=== TASK TO COMPLETE ===
Rewrite the listing from its start through the line containing "bar xyxy=(177,294,189,389)", replacing every "legend-swatch" with "legend-key" and leaving everything else unchanged.
-------- DATASET RECORDS --------
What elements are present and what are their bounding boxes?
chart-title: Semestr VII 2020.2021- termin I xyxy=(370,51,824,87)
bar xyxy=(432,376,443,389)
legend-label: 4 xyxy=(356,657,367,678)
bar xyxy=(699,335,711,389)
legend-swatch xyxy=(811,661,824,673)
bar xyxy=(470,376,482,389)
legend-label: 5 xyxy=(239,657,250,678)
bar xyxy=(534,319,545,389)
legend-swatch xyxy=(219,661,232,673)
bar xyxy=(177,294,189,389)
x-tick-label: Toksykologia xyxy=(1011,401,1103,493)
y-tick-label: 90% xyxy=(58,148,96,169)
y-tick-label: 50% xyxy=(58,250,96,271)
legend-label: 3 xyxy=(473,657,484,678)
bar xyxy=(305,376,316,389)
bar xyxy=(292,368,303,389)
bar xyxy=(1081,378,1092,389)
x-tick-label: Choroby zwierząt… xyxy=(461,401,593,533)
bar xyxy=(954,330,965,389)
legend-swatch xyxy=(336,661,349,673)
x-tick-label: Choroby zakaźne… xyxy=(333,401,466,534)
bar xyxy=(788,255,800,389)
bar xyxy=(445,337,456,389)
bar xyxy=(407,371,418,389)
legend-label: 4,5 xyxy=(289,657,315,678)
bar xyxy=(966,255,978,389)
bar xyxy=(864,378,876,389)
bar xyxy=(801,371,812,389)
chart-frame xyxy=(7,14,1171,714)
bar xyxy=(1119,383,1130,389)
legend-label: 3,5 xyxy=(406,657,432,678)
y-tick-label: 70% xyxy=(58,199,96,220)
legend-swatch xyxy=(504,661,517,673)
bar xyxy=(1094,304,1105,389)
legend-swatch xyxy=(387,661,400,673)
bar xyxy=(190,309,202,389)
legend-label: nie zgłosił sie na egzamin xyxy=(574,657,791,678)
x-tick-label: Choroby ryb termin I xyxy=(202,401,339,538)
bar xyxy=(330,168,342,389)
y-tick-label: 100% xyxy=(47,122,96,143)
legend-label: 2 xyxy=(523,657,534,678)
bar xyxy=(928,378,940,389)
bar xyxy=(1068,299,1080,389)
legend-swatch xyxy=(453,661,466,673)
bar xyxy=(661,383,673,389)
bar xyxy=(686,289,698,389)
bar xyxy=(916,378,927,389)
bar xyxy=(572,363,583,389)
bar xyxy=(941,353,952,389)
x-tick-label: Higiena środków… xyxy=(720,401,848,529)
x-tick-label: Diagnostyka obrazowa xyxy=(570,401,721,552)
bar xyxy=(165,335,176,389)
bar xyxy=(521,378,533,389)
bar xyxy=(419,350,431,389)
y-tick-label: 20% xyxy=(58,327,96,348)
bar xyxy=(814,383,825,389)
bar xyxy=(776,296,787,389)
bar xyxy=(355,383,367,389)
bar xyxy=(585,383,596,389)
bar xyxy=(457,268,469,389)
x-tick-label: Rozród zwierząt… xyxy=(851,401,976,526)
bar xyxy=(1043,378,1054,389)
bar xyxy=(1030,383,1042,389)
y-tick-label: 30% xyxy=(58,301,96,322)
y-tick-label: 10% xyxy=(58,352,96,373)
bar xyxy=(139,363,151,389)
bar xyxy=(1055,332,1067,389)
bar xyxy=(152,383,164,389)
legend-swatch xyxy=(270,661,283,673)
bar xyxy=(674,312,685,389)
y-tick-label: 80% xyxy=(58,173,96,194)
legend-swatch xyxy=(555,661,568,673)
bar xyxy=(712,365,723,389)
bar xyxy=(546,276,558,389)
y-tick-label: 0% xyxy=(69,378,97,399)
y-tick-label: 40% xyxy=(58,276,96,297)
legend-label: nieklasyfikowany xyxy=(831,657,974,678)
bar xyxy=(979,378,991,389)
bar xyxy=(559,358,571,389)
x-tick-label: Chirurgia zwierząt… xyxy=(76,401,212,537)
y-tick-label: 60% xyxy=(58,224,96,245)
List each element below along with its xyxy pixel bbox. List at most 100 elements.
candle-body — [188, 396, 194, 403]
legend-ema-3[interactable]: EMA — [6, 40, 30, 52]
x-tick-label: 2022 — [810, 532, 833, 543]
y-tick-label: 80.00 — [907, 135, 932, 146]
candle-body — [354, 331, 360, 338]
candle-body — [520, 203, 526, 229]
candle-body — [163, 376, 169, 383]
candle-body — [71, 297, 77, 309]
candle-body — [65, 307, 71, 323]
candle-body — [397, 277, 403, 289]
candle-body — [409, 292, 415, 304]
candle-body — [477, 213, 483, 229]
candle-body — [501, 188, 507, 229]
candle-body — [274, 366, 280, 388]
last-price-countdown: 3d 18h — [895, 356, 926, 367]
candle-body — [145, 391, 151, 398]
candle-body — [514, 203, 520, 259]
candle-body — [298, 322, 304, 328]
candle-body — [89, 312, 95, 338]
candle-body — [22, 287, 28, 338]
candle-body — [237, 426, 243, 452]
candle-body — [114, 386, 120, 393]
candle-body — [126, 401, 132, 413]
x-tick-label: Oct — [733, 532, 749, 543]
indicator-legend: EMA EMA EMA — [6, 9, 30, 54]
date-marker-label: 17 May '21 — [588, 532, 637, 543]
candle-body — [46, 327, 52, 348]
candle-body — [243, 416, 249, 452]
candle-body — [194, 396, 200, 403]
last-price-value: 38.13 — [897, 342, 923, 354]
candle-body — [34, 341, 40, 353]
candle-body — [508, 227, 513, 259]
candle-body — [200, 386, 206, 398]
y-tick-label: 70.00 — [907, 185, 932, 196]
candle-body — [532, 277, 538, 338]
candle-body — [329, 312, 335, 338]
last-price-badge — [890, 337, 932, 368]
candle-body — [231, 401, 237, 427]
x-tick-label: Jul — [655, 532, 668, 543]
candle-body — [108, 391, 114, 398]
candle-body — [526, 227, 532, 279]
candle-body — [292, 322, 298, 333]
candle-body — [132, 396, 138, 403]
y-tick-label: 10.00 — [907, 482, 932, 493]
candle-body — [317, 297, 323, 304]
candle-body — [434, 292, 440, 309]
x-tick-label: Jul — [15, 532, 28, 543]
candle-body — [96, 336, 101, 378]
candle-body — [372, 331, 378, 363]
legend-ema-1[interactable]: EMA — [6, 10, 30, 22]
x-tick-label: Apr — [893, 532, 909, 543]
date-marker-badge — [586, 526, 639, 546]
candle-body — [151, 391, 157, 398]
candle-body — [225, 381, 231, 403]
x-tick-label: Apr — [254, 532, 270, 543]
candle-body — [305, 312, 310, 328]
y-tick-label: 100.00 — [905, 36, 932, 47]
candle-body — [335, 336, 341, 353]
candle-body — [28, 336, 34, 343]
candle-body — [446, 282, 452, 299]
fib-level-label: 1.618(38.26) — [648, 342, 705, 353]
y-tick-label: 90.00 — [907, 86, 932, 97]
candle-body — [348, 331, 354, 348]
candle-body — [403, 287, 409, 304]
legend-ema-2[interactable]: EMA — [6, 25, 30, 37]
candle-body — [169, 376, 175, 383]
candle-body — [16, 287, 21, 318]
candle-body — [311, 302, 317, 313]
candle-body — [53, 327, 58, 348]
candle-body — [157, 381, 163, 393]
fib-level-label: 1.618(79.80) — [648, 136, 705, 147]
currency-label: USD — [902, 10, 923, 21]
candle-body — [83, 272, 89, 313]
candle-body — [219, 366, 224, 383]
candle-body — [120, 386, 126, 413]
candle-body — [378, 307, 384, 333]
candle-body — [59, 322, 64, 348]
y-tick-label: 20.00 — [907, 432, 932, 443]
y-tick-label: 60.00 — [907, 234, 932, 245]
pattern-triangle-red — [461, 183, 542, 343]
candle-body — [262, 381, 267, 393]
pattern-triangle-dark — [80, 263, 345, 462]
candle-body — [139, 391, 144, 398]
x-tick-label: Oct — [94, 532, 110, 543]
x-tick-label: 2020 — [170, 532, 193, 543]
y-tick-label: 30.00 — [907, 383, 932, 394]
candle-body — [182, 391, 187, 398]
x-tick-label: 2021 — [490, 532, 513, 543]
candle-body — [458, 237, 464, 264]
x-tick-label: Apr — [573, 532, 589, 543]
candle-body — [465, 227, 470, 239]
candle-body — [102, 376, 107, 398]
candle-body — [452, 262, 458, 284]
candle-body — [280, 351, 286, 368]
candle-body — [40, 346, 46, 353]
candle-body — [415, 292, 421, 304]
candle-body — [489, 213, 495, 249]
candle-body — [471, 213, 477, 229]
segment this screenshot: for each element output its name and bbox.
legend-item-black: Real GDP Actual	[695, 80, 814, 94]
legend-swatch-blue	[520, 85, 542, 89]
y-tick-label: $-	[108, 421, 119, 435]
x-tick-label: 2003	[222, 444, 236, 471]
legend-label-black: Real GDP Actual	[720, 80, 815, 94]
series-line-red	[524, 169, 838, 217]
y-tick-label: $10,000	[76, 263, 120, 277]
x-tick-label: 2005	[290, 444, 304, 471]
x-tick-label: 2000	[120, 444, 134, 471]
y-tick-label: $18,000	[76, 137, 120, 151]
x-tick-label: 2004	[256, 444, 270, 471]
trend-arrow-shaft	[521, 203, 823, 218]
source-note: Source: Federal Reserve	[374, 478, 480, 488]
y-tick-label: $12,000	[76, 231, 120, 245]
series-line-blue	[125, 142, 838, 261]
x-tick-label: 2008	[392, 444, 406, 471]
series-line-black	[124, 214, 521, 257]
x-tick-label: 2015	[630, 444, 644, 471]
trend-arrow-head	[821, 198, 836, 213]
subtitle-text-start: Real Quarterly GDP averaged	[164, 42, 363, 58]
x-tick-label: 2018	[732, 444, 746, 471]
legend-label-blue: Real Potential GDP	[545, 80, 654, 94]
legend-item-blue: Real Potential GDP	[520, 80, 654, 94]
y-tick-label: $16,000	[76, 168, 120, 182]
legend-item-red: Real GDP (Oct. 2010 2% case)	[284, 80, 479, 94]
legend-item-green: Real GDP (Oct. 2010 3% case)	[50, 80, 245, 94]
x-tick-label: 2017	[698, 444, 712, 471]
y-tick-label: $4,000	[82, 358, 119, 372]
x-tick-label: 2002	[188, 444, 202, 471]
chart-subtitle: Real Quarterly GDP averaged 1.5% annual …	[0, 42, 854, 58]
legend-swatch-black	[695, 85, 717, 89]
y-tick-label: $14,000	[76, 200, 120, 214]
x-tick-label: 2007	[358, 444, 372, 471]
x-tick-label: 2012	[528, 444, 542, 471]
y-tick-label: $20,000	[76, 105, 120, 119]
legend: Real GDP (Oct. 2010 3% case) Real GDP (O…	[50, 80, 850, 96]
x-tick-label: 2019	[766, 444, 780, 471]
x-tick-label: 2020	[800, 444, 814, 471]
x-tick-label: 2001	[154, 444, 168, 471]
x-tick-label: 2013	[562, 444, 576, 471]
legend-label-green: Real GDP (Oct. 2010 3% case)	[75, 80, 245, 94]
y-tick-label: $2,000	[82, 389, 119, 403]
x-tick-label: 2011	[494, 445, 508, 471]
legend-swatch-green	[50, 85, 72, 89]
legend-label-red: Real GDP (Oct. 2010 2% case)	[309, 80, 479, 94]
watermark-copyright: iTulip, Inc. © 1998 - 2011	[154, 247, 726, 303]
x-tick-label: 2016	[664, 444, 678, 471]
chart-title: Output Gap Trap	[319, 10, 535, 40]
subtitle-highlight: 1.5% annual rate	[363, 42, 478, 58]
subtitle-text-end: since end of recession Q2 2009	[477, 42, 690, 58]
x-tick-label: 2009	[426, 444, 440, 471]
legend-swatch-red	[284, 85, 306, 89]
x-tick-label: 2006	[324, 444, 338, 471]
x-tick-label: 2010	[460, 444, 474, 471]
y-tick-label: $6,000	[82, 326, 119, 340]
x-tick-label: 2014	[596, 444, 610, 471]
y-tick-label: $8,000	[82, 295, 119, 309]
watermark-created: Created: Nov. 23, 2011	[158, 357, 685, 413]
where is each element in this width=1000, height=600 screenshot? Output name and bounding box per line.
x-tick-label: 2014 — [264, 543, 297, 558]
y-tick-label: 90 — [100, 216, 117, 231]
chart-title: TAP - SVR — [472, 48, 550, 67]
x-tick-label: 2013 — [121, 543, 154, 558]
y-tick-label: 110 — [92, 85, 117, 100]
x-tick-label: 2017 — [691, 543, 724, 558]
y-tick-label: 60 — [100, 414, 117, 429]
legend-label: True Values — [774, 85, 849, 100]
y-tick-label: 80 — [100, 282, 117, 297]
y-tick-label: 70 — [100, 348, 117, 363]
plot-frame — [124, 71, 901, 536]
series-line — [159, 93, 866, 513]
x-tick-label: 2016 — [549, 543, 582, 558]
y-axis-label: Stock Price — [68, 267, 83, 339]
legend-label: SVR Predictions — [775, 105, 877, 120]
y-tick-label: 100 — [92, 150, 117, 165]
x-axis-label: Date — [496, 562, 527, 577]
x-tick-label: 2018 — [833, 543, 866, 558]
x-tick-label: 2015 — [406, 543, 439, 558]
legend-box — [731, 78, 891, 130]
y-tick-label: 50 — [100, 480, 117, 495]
--------
=== SOLUTION FOR THIS TASK ===
What elements are present and what are their bounding boxes?
chart-title: Semestr VII 2020.2021- termin I xyxy=(370,51,824,87)
bar xyxy=(432,376,443,389)
legend-label: 4 xyxy=(356,657,367,678)
bar xyxy=(699,335,711,389)
legend-key xyxy=(811,661,824,673)
bar xyxy=(470,376,482,389)
legend-label: 5 xyxy=(239,657,250,678)
bar xyxy=(534,319,545,389)
legend-key xyxy=(219,661,232,673)
bar xyxy=(177,294,189,389)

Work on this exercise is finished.